▸ Problem description
Reproduce the line that contains "Read this page and output its text content." and every line after it through the end of the records, exactly, with nothing added.

+--

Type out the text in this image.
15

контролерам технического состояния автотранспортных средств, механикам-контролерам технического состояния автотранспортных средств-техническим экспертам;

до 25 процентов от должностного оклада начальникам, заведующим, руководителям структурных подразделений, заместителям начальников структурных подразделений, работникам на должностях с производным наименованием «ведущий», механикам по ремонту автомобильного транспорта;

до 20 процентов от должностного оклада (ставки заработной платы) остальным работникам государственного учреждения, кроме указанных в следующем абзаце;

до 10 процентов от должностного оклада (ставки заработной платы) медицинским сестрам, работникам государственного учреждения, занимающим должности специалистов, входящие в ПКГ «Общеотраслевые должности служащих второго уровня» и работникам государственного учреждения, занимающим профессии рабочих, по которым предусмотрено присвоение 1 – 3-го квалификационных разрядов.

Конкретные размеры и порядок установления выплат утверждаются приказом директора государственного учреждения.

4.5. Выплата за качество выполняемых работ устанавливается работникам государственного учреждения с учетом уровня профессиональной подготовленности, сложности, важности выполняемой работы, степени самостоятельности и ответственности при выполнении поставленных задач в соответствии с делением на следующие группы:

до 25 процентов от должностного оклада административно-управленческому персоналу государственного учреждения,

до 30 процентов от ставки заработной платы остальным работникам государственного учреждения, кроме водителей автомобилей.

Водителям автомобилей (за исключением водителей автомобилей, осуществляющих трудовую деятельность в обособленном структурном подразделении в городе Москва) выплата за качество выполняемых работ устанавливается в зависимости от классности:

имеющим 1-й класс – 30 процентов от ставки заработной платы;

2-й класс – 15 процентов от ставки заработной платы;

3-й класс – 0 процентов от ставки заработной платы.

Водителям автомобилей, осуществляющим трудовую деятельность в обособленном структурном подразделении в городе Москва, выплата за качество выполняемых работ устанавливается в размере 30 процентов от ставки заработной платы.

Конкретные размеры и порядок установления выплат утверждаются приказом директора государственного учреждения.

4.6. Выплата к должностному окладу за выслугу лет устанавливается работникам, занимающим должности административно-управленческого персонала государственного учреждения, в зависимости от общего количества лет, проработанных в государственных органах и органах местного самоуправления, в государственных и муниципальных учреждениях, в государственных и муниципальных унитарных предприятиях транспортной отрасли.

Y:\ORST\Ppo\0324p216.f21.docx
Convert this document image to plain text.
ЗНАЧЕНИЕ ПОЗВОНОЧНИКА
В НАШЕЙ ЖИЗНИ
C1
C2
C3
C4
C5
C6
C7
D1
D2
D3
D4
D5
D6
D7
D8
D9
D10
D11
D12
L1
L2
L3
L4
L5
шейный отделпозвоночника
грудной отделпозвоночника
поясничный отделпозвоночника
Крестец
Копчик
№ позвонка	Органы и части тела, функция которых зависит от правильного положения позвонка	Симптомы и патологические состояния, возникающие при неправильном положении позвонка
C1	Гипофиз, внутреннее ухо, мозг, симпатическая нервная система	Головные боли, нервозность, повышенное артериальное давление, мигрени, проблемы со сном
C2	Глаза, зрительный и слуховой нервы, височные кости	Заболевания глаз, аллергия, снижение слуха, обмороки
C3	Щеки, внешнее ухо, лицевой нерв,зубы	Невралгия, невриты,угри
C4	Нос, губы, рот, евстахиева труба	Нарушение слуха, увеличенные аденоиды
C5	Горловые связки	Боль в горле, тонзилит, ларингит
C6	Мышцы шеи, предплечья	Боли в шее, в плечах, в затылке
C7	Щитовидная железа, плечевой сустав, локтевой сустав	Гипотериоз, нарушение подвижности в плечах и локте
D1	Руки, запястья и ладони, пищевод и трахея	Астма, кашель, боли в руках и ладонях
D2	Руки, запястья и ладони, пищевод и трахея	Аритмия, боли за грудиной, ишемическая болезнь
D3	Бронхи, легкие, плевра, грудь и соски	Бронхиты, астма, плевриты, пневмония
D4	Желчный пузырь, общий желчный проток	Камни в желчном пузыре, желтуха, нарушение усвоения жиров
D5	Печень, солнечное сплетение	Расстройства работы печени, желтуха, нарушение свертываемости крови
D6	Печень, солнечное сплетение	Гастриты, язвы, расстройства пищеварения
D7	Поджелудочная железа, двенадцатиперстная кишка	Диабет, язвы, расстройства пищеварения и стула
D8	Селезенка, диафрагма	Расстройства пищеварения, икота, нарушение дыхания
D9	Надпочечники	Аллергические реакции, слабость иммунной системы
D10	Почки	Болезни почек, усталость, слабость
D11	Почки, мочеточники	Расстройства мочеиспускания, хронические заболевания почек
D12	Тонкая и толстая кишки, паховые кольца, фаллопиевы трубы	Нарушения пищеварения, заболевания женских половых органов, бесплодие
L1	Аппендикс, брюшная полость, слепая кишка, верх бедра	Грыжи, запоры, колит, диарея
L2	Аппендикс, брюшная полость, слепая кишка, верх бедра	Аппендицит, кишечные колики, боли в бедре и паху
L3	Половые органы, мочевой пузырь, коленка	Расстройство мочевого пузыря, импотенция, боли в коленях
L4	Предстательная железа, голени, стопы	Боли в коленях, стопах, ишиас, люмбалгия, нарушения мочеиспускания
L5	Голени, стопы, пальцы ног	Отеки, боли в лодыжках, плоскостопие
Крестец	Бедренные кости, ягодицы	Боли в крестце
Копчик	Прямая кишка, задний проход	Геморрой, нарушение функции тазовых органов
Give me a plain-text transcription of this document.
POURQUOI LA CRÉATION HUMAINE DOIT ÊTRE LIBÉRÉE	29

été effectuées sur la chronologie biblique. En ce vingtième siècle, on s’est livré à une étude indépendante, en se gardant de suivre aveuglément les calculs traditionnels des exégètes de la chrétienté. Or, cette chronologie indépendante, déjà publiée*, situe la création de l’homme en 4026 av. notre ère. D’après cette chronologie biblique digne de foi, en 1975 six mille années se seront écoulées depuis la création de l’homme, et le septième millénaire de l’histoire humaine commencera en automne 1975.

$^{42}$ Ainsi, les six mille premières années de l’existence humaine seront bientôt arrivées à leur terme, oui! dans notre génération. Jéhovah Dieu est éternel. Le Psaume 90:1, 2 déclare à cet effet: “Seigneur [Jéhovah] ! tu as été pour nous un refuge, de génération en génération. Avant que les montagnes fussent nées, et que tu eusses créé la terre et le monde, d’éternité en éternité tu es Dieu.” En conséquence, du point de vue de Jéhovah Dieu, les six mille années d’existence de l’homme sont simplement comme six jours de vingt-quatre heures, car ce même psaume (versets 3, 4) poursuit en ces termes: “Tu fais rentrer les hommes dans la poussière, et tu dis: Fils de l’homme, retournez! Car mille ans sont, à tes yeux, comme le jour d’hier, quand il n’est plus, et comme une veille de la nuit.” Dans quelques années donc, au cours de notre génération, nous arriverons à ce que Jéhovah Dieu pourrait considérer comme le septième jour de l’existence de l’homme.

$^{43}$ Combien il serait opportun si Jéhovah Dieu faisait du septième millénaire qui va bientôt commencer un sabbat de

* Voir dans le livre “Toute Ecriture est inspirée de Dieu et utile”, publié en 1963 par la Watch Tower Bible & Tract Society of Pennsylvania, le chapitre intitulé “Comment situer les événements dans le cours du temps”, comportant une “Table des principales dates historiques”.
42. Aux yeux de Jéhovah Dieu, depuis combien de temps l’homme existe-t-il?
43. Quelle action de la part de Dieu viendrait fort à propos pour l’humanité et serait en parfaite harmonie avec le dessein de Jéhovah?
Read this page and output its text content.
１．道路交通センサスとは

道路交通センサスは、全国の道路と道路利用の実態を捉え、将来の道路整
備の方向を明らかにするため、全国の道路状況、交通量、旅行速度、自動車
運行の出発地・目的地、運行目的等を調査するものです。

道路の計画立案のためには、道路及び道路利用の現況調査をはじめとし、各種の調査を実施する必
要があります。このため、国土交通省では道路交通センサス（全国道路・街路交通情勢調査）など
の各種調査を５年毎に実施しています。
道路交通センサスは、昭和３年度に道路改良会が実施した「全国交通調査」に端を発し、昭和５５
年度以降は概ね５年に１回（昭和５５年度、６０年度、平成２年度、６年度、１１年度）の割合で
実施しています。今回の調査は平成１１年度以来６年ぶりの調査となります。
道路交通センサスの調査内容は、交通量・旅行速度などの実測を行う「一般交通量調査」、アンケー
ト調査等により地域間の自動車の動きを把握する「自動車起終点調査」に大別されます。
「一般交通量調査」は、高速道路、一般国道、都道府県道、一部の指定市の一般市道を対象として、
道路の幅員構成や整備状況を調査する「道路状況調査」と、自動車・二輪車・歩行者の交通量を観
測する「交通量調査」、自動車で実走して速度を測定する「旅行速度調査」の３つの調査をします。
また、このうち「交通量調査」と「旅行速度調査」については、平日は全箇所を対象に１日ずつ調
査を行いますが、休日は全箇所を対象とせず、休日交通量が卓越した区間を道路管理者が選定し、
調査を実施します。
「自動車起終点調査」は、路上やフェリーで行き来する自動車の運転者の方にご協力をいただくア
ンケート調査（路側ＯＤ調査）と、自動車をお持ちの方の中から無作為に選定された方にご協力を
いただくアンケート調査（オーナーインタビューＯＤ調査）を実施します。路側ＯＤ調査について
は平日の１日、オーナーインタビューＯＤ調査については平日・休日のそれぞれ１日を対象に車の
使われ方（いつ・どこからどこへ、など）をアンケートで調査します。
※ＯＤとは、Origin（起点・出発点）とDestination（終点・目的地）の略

+--

▸ Complete answer
Read this page and output its text content.
１．道路交通センサスとは

道路交通センサスは、全国の道路と道路利用の実態を捉え、将来の道路整
備の方向を明らかにするため、全国の道路状況、交通量、旅行速度、自動車
運行の出発地・目的地、運行目的等を調査するものです。

道路の計画立案のためには、道路及び道路利用の現況調査をはじめとし、各種の調査を実施する必
要があります。このため、国土交通省では道路交通センサス（全国道路・街路交通情勢調査）など
の各種調査を５年毎に実施しています。
道路交通センサスは、昭和３年度に道路改良会が実施した「全国交通調査」に端を発し、昭和５５
年度以降は概ね５年に１回（昭和５５年度、６０年度、平成２年度、６年度、１１年度）の割合で
実施しています。今回の調査は平成１１年度以来６年ぶりの調査となります。
道路交通センサスの調査内容は、交通量・旅行速度などの実測を行う「一般交通量調査」、アンケー
ト調査等により地域間の自動車の動きを把握する「自動車起終点調査」に大別されます。
「一般交通量調査」は、高速道路、一般国道、都道府県道、一部の指定市の一般市道を対象として、
道路の幅員構成や整備状況を調査する「道路状況調査」と、自動車・二輪車・歩行者の交通量を観
測する「交通量調査」、自動車で実走して速度を測定する「旅行速度調査」の３つの調査をします。
また、このうち「交通量調査」と「旅行速度調査」については、平日は全箇所を対象に１日ずつ調
査を行いますが、休日は全箇所を対象とせず、休日交通量が卓越した区間を道路管理者が選定し、
調査を実施します。
「自動車起終点調査」は、路上やフェリーで行き来する自動車の運転者の方にご協力をいただくア
ンケート調査（路側ＯＤ調査）と、自動車をお持ちの方の中から無作為に選定された方にご協力を
いただくアンケート調査（オーナーインタビューＯＤ調査）を実施します。路側ＯＤ調査について
は平日の１日、オーナーインタビューＯＤ調査については平日・休日のそれぞれ１日を対象に車の
使われ方（いつ・どこからどこへ、など）をアンケートで調査します。
※ＯＤとは、Origin（起点・出発点）とDestination（終点・目的地）の略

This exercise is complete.